** Start of Data supplied **

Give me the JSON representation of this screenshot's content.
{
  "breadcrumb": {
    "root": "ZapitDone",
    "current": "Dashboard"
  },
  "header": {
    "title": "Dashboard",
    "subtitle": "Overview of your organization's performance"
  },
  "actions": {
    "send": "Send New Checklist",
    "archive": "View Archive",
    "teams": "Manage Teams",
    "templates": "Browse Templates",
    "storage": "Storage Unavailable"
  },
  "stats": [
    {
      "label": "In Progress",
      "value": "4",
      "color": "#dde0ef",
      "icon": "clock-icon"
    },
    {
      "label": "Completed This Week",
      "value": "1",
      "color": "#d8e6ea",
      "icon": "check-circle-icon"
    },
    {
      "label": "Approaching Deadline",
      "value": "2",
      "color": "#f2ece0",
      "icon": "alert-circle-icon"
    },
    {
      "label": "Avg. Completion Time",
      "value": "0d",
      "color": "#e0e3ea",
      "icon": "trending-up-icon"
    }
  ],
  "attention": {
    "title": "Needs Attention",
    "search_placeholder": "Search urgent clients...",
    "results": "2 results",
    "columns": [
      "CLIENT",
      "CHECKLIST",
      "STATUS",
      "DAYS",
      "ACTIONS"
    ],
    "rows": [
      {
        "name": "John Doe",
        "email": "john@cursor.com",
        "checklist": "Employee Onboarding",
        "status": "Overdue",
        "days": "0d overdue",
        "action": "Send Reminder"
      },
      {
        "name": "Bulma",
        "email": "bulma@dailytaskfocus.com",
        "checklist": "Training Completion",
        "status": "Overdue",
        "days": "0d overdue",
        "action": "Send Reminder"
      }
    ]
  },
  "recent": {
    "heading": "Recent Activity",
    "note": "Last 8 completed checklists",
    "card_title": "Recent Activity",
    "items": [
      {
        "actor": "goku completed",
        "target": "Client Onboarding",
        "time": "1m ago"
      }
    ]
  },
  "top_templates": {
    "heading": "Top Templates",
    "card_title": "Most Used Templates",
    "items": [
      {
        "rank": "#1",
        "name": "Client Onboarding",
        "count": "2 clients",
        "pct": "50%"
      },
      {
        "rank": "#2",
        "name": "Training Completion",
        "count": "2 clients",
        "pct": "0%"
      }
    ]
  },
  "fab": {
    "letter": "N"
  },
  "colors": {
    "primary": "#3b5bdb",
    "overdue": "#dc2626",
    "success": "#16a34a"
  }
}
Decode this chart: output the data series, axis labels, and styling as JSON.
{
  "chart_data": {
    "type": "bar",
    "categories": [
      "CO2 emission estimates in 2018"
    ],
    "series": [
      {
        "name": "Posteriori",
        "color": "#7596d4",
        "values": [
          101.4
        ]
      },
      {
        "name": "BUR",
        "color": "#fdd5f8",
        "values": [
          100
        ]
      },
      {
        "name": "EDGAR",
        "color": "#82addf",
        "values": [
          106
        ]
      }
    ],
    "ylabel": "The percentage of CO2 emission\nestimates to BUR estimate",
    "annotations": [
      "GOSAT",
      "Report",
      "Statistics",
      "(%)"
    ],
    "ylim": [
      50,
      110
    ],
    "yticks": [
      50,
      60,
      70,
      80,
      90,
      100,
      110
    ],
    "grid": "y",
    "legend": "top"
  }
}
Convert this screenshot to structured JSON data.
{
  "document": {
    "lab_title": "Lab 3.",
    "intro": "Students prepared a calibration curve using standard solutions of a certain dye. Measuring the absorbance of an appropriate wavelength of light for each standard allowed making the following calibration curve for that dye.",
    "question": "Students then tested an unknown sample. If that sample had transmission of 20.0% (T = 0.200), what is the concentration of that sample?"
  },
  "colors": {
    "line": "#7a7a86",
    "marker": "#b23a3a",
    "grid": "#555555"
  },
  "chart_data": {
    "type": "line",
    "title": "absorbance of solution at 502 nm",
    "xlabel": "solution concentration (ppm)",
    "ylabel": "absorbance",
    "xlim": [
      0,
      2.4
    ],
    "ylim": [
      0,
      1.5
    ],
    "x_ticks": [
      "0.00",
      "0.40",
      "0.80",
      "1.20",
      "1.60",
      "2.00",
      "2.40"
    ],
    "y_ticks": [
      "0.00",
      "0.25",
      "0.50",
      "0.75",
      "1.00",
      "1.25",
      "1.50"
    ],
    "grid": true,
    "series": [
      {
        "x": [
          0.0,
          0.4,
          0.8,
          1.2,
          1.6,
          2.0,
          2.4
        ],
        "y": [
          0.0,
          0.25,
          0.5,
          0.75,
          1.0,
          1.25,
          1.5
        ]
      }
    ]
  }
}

** End of Data supplied **

Requirements: Search the records above for the string "heading". Copy every line that contains it.

Exercise answer:
    "heading": "Recent Activity",
    "heading": "Top Templates",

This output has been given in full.